WHAT YOU ARE ASKED TO DO
Tally the lines in the records underneath that contain the string "Average", and state the figure by itself.

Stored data
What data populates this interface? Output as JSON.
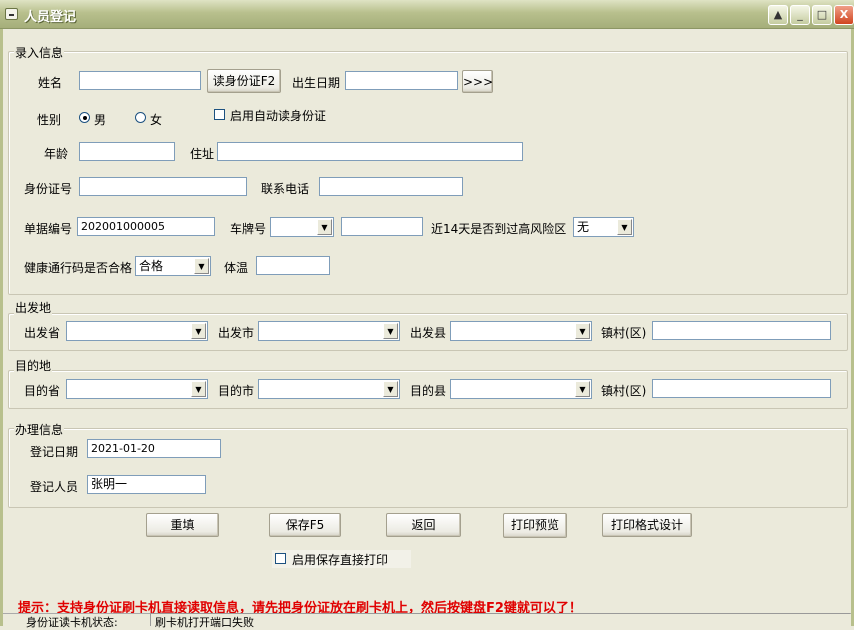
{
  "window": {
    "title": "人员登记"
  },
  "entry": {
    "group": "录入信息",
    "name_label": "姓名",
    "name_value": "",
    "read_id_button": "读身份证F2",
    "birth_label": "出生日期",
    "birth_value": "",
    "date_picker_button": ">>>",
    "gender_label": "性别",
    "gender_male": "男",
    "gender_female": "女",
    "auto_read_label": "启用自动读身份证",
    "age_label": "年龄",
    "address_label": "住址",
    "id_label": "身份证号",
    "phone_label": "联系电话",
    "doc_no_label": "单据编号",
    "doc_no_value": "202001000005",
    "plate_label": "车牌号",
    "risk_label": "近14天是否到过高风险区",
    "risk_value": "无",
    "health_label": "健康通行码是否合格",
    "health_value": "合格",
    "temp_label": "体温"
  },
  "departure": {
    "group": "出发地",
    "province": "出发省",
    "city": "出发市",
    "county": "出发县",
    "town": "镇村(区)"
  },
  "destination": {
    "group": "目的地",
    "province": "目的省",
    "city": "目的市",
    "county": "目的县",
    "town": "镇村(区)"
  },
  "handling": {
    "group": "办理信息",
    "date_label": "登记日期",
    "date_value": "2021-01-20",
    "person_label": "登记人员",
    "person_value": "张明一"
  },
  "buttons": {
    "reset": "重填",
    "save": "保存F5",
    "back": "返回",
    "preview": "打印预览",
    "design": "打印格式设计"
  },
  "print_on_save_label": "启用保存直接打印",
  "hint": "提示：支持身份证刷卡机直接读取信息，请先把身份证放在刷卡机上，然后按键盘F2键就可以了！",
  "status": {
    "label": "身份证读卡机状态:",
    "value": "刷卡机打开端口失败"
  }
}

==

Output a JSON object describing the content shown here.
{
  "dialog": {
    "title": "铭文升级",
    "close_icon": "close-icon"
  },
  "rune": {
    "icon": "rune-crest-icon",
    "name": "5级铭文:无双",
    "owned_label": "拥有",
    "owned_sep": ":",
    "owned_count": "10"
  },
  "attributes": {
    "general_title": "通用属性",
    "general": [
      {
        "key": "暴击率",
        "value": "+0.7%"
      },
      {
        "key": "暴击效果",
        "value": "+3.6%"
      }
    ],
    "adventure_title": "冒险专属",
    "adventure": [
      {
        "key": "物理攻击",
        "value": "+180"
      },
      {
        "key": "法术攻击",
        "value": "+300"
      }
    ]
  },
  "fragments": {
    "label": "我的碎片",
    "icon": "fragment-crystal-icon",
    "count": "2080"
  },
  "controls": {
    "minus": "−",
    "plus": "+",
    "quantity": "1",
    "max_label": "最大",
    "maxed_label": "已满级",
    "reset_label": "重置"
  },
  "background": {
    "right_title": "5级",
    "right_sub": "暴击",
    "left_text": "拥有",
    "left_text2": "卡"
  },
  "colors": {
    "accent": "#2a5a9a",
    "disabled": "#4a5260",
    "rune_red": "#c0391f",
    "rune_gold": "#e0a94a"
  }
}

--

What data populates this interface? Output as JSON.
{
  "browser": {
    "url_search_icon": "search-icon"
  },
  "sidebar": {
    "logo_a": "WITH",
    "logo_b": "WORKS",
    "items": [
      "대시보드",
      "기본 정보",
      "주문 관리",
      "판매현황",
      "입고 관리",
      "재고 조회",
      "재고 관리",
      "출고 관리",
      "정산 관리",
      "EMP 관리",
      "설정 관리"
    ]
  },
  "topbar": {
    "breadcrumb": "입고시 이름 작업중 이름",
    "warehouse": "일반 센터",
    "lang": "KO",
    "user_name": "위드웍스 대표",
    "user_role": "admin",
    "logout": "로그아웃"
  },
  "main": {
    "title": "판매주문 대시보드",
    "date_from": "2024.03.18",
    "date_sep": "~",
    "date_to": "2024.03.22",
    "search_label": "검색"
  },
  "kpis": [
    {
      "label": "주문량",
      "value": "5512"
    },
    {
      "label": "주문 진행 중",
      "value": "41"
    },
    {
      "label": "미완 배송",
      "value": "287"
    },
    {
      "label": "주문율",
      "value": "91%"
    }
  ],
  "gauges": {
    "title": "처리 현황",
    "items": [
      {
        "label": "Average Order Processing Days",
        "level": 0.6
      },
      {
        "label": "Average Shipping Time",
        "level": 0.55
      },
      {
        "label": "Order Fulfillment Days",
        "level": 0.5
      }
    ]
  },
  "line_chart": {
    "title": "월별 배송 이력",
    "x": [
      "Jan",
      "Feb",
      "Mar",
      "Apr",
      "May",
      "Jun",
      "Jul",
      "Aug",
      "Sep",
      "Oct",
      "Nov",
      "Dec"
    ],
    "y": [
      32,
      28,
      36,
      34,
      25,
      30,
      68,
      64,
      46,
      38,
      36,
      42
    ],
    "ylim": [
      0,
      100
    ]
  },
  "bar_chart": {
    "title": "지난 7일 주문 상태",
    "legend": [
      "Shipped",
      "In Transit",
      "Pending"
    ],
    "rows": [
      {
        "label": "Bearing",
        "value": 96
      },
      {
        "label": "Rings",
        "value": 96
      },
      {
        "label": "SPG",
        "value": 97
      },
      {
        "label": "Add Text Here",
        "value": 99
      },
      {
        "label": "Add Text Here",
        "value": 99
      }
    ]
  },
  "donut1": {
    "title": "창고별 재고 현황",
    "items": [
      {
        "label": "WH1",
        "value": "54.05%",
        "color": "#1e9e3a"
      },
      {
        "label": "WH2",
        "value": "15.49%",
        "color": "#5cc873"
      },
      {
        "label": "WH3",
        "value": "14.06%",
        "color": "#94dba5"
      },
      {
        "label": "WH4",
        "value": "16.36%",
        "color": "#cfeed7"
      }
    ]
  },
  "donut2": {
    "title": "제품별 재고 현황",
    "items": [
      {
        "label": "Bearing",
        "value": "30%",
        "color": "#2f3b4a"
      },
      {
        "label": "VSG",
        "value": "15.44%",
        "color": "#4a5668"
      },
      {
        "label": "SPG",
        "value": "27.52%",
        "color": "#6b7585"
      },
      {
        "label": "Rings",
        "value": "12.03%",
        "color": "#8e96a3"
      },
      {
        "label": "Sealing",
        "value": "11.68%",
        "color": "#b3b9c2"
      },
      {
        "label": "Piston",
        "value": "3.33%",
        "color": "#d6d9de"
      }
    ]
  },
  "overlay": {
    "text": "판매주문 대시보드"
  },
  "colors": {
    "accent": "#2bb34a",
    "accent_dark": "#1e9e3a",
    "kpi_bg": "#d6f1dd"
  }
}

WRITTEN RESPONSE
2